Write every record out again exactly as given.

**** DATA SECTION ****

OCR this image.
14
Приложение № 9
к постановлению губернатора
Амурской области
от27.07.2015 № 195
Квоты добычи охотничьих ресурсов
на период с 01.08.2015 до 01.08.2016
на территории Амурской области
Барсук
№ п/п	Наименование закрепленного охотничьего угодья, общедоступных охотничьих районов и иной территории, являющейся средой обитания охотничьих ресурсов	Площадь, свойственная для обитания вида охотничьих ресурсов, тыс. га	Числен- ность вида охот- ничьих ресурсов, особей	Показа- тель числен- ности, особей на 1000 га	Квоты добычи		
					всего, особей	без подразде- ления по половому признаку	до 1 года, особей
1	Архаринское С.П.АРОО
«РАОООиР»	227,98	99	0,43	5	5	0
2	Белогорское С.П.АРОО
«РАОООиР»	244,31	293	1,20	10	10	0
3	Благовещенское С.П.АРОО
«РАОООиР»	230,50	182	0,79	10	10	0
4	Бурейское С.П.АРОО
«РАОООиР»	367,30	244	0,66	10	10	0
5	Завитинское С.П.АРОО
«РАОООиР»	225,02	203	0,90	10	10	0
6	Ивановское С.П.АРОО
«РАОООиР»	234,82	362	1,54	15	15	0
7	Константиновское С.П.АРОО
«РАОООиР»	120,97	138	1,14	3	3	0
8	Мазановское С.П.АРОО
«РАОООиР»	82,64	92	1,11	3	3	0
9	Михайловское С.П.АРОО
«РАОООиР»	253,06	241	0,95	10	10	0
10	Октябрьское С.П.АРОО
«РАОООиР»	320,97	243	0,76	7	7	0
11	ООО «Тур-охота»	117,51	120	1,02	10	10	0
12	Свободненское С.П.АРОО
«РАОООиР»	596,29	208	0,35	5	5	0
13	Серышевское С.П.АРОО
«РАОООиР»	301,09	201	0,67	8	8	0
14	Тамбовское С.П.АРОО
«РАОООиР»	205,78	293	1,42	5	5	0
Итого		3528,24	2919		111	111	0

****

__RESULT OF THIS TASK__.
OCR this image.
14
Приложение № 9
к постановлению губернатора
Амурской области
от27.07.2015 № 195
Квоты добычи охотничьих ресурсов
на период с 01.08.2015 до 01.08.2016
на территории Амурской области
Барсук
№ п/п	Наименование закрепленного охотничьего угодья, общедоступных охотничьих районов и иной территории, являющейся средой обитания охотничьих ресурсов	Площадь, свойственная для обитания вида охотничьих ресурсов, тыс. га	Числен- ность вида охот- ничьих ресурсов, особей	Показа- тель числен- ности, особей на 1000 га	Квоты добычи		
					всего, особей	без подразде- ления по половому признаку	до 1 года, особей
1	Архаринское С.П.АРОО
«РАОООиР»	227,98	99	0,43	5	5	0
2	Белогорское С.П.АРОО
«РАОООиР»	244,31	293	1,20	10	10	0
3	Благовещенское С.П.АРОО
«РАОООиР»	230,50	182	0,79	10	10	0
4	Бурейское С.П.АРОО
«РАОООиР»	367,30	244	0,66	10	10	0
5	Завитинское С.П.АРОО
«РАОООиР»	225,02	203	0,90	10	10	0
6	Ивановское С.П.АРОО
«РАОООиР»	234,82	362	1,54	15	15	0
7	Константиновское С.П.АРОО
«РАОООиР»	120,97	138	1,14	3	3	0
8	Мазановское С.П.АРОО
«РАОООиР»	82,64	92	1,11	3	3	0
9	Михайловское С.П.АРОО
«РАОООиР»	253,06	241	0,95	10	10	0
10	Октябрьское С.П.АРОО
«РАОООиР»	320,97	243	0,76	7	7	0
11	ООО «Тур-охота»	117,51	120	1,02	10	10	0
12	Свободненское С.П.АРОО
«РАОООиР»	596,29	208	0,35	5	5	0
13	Серышевское С.П.АРОО
«РАОООиР»	301,09	201	0,67	8	8	0
14	Тамбовское С.П.АРОО
«РАОООиР»	205,78	293	1,42	5	5	0
Итого		3528,24	2919		111	111	0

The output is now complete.